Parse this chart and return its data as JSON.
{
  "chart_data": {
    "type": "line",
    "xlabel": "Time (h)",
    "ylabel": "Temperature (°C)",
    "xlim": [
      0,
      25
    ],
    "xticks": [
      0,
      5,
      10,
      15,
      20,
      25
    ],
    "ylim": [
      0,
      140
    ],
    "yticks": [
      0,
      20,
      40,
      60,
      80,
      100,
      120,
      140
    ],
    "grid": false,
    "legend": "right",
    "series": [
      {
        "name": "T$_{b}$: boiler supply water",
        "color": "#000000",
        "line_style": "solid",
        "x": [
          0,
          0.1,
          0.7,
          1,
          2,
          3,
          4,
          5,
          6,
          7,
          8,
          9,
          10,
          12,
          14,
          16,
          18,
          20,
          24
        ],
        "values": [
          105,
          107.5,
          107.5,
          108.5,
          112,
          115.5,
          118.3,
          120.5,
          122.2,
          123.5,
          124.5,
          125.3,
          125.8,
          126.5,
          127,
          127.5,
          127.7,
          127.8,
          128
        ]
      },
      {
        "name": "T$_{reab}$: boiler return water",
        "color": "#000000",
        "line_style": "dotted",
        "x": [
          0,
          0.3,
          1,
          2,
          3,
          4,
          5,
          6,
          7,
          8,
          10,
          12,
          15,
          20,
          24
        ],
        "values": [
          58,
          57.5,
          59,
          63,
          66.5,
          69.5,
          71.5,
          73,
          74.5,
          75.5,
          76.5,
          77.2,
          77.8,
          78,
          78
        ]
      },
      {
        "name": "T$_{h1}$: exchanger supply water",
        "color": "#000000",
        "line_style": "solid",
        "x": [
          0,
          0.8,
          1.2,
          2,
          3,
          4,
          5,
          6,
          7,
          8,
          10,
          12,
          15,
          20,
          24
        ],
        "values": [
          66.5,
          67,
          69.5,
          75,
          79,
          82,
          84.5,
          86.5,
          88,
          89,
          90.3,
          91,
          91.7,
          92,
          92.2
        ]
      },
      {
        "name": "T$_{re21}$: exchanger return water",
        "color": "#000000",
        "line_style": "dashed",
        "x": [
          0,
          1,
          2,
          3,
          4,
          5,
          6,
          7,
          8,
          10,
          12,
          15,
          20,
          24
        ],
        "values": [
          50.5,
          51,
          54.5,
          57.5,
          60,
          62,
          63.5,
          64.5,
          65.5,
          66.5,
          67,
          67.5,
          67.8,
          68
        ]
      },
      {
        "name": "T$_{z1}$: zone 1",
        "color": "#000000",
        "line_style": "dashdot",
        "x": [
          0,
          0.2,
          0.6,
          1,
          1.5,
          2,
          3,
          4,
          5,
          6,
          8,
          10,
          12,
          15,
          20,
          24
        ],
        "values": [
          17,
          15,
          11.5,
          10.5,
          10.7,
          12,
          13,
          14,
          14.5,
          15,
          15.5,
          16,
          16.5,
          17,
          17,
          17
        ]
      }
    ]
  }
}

....

For the listing above, identify each line bearing "supply".

        "name": "T$_{b}$: boiler supply water",
        "name": "T$_{h1}$: exchanger supply water",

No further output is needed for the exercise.